#### TASK GOAL
Each line holding the word "cómo" counts once; give the total and nothing more.

#### DATA ROWS
**********

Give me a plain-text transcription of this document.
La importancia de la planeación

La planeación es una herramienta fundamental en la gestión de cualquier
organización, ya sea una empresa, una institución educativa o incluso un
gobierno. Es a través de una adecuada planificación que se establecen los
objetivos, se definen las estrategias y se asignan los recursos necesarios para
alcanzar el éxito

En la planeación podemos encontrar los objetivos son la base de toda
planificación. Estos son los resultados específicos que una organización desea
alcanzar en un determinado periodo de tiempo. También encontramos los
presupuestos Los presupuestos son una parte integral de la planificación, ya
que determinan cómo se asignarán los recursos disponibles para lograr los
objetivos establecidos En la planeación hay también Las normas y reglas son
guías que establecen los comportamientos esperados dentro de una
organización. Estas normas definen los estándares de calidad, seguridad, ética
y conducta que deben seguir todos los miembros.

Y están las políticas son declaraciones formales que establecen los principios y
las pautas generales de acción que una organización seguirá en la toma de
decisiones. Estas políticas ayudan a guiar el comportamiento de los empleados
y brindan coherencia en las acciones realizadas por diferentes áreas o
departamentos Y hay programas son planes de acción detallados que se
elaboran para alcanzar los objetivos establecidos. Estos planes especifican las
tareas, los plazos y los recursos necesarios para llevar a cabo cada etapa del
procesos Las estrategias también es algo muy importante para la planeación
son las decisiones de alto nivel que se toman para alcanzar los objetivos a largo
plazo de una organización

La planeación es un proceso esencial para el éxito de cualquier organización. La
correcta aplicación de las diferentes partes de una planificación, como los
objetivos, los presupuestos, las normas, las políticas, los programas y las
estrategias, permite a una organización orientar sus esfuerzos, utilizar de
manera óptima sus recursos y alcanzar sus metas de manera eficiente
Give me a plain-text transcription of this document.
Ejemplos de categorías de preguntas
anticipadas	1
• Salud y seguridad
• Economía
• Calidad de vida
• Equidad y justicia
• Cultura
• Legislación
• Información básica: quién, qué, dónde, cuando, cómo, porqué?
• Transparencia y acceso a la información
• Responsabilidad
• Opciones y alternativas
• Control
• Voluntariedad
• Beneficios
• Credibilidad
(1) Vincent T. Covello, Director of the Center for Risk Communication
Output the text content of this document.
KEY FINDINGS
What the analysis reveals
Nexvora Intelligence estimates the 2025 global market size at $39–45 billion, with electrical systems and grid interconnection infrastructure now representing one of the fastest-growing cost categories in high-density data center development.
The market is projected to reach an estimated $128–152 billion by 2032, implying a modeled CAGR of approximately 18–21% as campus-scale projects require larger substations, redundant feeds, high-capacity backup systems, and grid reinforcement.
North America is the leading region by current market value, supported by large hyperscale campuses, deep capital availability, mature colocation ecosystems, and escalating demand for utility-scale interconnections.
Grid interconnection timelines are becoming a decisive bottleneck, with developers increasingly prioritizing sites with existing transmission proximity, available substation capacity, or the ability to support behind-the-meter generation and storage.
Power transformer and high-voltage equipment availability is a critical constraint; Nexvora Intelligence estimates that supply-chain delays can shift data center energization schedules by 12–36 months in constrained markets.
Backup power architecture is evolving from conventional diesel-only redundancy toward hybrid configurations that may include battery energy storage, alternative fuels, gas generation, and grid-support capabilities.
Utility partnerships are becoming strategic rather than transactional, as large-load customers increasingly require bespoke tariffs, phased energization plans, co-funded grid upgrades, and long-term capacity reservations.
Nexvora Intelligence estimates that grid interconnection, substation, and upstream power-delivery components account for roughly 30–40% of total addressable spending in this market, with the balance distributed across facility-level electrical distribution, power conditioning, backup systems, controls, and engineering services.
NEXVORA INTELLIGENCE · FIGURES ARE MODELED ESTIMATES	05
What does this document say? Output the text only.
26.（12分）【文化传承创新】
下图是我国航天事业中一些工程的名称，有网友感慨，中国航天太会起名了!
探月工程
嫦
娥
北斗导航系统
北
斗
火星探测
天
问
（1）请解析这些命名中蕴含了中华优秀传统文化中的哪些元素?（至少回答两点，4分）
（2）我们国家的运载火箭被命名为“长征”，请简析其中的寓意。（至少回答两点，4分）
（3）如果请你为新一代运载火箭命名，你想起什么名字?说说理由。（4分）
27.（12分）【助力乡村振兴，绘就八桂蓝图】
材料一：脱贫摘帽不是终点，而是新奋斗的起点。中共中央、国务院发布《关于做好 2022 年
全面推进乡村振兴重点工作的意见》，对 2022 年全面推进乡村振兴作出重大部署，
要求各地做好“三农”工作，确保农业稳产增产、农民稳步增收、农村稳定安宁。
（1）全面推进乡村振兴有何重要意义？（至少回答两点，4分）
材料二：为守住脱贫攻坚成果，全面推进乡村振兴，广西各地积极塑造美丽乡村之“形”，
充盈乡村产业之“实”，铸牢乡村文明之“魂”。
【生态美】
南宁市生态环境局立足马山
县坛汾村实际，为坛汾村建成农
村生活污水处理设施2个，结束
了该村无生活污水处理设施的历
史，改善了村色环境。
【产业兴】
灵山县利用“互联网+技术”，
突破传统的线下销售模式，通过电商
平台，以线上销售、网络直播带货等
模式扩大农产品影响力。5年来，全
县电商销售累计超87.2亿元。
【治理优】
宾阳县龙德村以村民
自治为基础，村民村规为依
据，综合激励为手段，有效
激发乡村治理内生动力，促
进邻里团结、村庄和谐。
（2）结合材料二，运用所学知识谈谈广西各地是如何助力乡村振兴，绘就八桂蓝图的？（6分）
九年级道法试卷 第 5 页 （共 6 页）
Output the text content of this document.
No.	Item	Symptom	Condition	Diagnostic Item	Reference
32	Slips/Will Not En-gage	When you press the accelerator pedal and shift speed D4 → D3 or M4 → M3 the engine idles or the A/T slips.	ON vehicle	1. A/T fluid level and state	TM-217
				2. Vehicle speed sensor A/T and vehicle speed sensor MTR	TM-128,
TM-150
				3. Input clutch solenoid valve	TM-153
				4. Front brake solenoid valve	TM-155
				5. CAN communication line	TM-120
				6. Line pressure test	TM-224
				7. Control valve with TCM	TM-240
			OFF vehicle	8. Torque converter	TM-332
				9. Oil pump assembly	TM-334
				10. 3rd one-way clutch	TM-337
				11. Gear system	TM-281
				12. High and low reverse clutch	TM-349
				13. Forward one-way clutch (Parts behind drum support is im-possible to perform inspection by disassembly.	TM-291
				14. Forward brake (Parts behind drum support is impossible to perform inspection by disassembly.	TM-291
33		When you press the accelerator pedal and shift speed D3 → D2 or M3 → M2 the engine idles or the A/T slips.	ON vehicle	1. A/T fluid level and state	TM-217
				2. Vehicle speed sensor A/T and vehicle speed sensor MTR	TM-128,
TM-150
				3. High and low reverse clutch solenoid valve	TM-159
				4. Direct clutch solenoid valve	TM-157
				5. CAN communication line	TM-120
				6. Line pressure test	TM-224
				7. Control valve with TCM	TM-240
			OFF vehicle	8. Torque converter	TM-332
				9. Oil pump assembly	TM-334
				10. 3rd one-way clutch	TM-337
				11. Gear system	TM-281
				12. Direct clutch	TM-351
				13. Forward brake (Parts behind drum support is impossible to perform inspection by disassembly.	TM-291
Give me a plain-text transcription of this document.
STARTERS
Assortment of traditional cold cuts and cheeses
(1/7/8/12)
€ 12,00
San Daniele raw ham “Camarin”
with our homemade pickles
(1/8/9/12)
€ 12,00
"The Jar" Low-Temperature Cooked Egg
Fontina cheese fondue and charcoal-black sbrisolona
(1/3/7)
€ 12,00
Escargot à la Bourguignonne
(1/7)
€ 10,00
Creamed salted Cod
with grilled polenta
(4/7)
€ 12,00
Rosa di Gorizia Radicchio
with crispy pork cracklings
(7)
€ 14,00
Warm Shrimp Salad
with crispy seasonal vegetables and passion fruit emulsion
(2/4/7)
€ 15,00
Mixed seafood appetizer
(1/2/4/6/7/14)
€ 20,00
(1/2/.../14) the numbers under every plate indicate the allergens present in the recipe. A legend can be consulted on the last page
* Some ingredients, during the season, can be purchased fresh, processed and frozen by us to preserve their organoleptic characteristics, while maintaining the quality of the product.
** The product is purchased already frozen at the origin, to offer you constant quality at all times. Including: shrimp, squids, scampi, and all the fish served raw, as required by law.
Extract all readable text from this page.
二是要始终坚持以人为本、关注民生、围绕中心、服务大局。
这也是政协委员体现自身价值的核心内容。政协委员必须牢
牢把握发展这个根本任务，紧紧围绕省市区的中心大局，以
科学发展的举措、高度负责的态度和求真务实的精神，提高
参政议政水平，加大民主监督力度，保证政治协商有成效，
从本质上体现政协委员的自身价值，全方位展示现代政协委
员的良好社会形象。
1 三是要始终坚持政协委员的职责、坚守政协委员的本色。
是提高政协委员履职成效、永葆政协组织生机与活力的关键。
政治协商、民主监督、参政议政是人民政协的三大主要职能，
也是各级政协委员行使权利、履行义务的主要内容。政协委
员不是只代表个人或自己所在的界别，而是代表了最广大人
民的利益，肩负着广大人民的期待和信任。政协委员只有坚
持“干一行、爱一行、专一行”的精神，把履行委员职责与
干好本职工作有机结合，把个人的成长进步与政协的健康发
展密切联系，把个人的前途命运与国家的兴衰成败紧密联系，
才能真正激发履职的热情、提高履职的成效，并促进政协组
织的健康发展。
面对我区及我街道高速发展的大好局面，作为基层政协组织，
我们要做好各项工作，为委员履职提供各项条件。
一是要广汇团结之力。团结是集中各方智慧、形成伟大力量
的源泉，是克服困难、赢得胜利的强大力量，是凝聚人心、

**********

#### WRITTEN SOLUTION
2